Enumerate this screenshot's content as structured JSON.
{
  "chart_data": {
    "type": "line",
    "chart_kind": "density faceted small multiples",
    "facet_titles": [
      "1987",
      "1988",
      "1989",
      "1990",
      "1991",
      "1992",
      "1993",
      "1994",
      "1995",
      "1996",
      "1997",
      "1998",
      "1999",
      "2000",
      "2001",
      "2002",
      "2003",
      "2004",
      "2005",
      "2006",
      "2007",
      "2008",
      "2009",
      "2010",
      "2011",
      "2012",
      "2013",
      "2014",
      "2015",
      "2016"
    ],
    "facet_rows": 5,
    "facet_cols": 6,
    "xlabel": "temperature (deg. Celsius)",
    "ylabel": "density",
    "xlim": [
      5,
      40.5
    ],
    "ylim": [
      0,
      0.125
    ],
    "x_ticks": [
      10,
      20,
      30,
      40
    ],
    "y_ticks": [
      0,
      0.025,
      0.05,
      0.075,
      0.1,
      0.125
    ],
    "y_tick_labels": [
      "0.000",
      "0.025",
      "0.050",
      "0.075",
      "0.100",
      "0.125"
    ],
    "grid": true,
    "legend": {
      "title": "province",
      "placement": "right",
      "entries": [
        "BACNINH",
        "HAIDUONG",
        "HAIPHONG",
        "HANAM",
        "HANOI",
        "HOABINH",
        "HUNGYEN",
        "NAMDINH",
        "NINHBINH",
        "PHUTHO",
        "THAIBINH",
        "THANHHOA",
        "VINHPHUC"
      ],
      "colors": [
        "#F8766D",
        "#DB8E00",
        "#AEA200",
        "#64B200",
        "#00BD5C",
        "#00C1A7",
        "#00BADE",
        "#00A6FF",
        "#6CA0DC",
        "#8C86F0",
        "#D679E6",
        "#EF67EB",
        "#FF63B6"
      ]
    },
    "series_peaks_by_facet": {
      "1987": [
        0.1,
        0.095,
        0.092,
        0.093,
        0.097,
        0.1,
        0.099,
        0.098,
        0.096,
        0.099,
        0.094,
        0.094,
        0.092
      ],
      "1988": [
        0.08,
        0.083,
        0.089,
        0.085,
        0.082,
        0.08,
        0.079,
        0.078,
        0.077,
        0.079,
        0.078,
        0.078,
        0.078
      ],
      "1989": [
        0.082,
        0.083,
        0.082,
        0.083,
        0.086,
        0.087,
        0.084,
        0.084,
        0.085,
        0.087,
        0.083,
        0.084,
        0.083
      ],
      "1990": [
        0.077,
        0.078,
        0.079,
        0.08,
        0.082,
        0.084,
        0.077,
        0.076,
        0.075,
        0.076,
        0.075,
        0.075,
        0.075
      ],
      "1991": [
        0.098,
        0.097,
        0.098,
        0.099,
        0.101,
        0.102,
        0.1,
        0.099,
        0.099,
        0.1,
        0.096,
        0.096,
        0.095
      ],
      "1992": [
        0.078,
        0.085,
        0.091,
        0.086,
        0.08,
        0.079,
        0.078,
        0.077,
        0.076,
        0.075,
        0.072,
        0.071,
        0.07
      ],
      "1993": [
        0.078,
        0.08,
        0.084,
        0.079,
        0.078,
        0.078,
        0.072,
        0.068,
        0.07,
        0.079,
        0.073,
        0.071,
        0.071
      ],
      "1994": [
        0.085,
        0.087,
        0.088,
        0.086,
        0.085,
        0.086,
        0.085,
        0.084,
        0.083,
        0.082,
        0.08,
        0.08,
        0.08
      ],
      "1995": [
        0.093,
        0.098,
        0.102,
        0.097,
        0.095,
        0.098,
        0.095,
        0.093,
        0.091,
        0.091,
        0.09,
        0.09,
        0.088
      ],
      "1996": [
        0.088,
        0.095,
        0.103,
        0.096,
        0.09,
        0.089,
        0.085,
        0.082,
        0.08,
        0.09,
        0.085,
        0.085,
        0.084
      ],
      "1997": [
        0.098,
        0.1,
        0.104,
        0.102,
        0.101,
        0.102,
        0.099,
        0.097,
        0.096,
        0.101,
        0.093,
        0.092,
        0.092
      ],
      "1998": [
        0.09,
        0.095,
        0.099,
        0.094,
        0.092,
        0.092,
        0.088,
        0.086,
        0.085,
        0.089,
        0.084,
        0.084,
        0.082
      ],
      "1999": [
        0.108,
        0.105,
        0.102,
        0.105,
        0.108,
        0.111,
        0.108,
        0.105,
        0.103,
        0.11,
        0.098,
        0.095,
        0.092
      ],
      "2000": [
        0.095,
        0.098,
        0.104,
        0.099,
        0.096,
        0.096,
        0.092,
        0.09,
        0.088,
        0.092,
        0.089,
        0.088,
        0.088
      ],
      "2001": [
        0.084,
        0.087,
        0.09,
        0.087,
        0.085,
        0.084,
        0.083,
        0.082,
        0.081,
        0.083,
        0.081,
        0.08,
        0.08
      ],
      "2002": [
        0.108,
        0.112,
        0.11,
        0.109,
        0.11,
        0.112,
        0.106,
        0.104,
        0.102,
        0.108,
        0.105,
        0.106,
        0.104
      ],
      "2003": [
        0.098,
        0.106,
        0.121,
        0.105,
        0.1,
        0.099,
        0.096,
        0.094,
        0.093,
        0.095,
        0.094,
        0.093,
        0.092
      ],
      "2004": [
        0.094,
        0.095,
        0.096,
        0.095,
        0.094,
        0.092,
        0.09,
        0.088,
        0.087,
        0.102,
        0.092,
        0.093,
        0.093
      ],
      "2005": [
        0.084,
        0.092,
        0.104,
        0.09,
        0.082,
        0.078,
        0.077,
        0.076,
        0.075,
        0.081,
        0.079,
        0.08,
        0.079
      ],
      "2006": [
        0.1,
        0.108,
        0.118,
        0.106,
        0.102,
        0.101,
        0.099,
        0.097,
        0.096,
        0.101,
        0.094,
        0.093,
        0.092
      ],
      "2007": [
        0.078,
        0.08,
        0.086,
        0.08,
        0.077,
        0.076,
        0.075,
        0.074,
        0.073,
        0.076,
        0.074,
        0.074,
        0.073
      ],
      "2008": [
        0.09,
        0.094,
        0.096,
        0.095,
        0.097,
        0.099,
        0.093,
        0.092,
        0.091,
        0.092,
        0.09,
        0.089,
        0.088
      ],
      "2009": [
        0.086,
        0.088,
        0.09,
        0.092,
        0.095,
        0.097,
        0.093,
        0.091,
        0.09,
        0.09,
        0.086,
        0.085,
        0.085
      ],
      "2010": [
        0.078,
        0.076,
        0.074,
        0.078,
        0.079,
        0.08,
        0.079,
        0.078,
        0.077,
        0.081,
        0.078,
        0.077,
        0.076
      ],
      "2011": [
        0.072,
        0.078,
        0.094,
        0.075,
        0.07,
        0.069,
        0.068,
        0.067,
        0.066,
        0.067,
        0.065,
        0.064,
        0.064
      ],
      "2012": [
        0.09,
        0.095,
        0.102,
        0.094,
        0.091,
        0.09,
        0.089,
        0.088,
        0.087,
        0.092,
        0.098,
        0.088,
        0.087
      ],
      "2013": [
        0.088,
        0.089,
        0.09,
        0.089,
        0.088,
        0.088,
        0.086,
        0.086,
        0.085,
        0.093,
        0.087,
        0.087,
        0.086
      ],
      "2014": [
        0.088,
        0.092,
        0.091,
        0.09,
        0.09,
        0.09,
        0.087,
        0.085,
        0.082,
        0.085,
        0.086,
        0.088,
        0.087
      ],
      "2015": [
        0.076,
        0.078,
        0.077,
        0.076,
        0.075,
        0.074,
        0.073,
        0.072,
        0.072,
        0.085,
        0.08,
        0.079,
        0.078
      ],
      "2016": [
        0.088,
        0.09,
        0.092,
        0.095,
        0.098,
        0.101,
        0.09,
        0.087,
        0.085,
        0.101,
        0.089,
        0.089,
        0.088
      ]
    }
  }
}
· · · · ·
GIVEN PROBLEM:
Repeat the records above exactly.

SOLUTION TO THIS EXERCISE:
Enumerate this screenshot's content as structured JSON.
{
  "chart_data": {
    "type": "line",
    "chart_kind": "density faceted small multiples",
    "facet_titles": [
      "1987",
      "1988",
      "1989",
      "1990",
      "1991",
      "1992",
      "1993",
      "1994",
      "1995",
      "1996",
      "1997",
      "1998",
      "1999",
      "2000",
      "2001",
      "2002",
      "2003",
      "2004",
      "2005",
      "2006",
      "2007",
      "2008",
      "2009",
      "2010",
      "2011",
      "2012",
      "2013",
      "2014",
      "2015",
      "2016"
    ],
    "facet_rows": 5,
    "facet_cols": 6,
    "xlabel": "temperature (deg. Celsius)",
    "ylabel": "density",
    "xlim": [
      5,
      40.5
    ],
    "ylim": [
      0,
      0.125
    ],
    "x_ticks": [
      10,
      20,
      30,
      40
    ],
    "y_ticks": [
      0,
      0.025,
      0.05,
      0.075,
      0.1,
      0.125
    ],
    "y_tick_labels": [
      "0.000",
      "0.025",
      "0.050",
      "0.075",
      "0.100",
      "0.125"
    ],
    "grid": true,
    "legend": {
      "title": "province",
      "placement": "right",
      "entries": [
        "BACNINH",
        "HAIDUONG",
        "HAIPHONG",
        "HANAM",
        "HANOI",
        "HOABINH",
        "HUNGYEN",
        "NAMDINH",
        "NINHBINH",
        "PHUTHO",
        "THAIBINH",
        "THANHHOA",
        "VINHPHUC"
      ],
      "colors": [
        "#F8766D",
        "#DB8E00",
        "#AEA200",
        "#64B200",
        "#00BD5C",
        "#00C1A7",
        "#00BADE",
        "#00A6FF",
        "#6CA0DC",
        "#8C86F0",
        "#D679E6",
        "#EF67EB",
        "#FF63B6"
      ]
    },
    "series_peaks_by_facet": {
      "1987": [
        0.1,
        0.095,
        0.092,
        0.093,
        0.097,
        0.1,
        0.099,
        0.098,
        0.096,
        0.099,
        0.094,
        0.094,
        0.092
      ],
      "1988": [
        0.08,
        0.083,
        0.089,
        0.085,
        0.082,
        0.08,
        0.079,
        0.078,
        0.077,
        0.079,
        0.078,
        0.078,
        0.078
      ],
      "1989": [
        0.082,
        0.083,
        0.082,
        0.083,
        0.086,
        0.087,
        0.084,
        0.084,
        0.085,
        0.087,
        0.083,
        0.084,
        0.083
      ],
      "1990": [
        0.077,
        0.078,
        0.079,
        0.08,
        0.082,
        0.084,
        0.077,
        0.076,
        0.075,
        0.076,
        0.075,
        0.075,
        0.075
      ],
      "1991": [
        0.098,
        0.097,
        0.098,
        0.099,
        0.101,
        0.102,
        0.1,
        0.099,
        0.099,
        0.1,
        0.096,
        0.096,
        0.095
      ],
      "1992": [
        0.078,
        0.085,
        0.091,
        0.086,
        0.08,
        0.079,
        0.078,
        0.077,
        0.076,
        0.075,
        0.072,
        0.071,
        0.07
      ],
      "1993": [
        0.078,
        0.08,
        0.084,
        0.079,
        0.078,
        0.078,
        0.072,
        0.068,
        0.07,
        0.079,
        0.073,
        0.071,
        0.071
      ],
      "1994": [
        0.085,
        0.087,
        0.088,
        0.086,
        0.085,
        0.086,
        0.085,
        0.084,
        0.083,
        0.082,
        0.08,
        0.08,
        0.08
      ],
      "1995": [
        0.093,
        0.098,
        0.102,
        0.097,
        0.095,
        0.098,
        0.095,
        0.093,
        0.091,
        0.091,
        0.09,
        0.09,
        0.088
      ],
      "1996": [
        0.088,
        0.095,
        0.103,
        0.096,
        0.09,
        0.089,
        0.085,
        0.082,
        0.08,
        0.09,
        0.085,
        0.085,
        0.084
      ],
      "1997": [
        0.098,
        0.1,
        0.104,
        0.102,
        0.101,
        0.102,
        0.099,
        0.097,
        0.096,
        0.101,
        0.093,
        0.092,
        0.092
      ],
      "1998": [
        0.09,
        0.095,
        0.099,
        0.094,
        0.092,
        0.092,
        0.088,
        0.086,
        0.085,
        0.089,
        0.084,
        0.084,
        0.082
      ],
      "1999": [
        0.108,
        0.105,
        0.102,
        0.105,
        0.108,
        0.111,
        0.108,
        0.105,
        0.103,
        0.11,
        0.098,
        0.095,
        0.092
      ],
      "2000": [
        0.095,
        0.098,
        0.104,
        0.099,
        0.096,
        0.096,
        0.092,
        0.09,
        0.088,
        0.092,
        0.089,
        0.088,
        0.088
      ],
      "2001": [
        0.084,
        0.087,
        0.09,
        0.087,
        0.085,
        0.084,
        0.083,
        0.082,
        0.081,
        0.083,
        0.081,
        0.08,
        0.08
      ],
      "2002": [
        0.108,
        0.112,
        0.11,
        0.109,
        0.11,
        0.112,
        0.106,
        0.104,
        0.102,
        0.108,
        0.105,
        0.106,
        0.104
      ],
      "2003": [
        0.098,
        0.106,
        0.121,
        0.105,
        0.1,
        0.099,
        0.096,
        0.094,
        0.093,
        0.095,
        0.094,
        0.093,
        0.092
      ],
      "2004": [
        0.094,
        0.095,
        0.096,
        0.095,
        0.094,
        0.092,
        0.09,
        0.088,
        0.087,
        0.102,
        0.092,
        0.093,
        0.093
      ],
      "2005": [
        0.084,
        0.092,
        0.104,
        0.09,
        0.082,
        0.078,
        0.077,
        0.076,
        0.075,
        0.081,
        0.079,
        0.08,
        0.079
      ],
      "2006": [
        0.1,
        0.108,
        0.118,
        0.106,
        0.102,
        0.101,
        0.099,
        0.097,
        0.096,
        0.101,
        0.094,
        0.093,
        0.092
      ],
      "2007": [
        0.078,
        0.08,
        0.086,
        0.08,
        0.077,
        0.076,
        0.075,
        0.074,
        0.073,
        0.076,
        0.074,
        0.074,
        0.073
      ],
      "2008": [
        0.09,
        0.094,
        0.096,
        0.095,
        0.097,
        0.099,
        0.093,
        0.092,
        0.091,
        0.092,
        0.09,
        0.089,
        0.088
      ],
      "2009": [
        0.086,
        0.088,
        0.09,
        0.092,
        0.095,
        0.097,
        0.093,
        0.091,
        0.09,
        0.09,
        0.086,
        0.085,
        0.085
      ],
      "2010": [
        0.078,
        0.076,
        0.074,
        0.078,
        0.079,
        0.08,
        0.079,
        0.078,
        0.077,
        0.081,
        0.078,
        0.077,
        0.076
      ],
      "2011": [
        0.072,
        0.078,
        0.094,
        0.075,
        0.07,
        0.069,
        0.068,
        0.067,
        0.066,
        0.067,
        0.065,
        0.064,
        0.064
      ],
      "2012": [
        0.09,
        0.095,
        0.102,
        0.094,
        0.091,
        0.09,
        0.089,
        0.088,
        0.087,
        0.092,
        0.098,
        0.088,
        0.087
      ],
      "2013": [
        0.088,
        0.089,
        0.09,
        0.089,
        0.088,
        0.088,
        0.086,
        0.086,
        0.085,
        0.093,
        0.087,
        0.087,
        0.086
      ],
      "2014": [
        0.088,
        0.092,
        0.091,
        0.09,
        0.09,
        0.09,
        0.087,
        0.085,
        0.082,
        0.085,
        0.086,
        0.088,
        0.087
      ],
      "2015": [
        0.076,
        0.078,
        0.077,
        0.076,
        0.075,
        0.074,
        0.073,
        0.072,
        0.072,
        0.085,
        0.08,
        0.079,
        0.078
      ],
      "2016": [
        0.088,
        0.09,
        0.092,
        0.095,
        0.098,
        0.101,
        0.09,
        0.087,
        0.085,
        0.101,
        0.089,
        0.089,
        0.088
      ]
    }
  }
}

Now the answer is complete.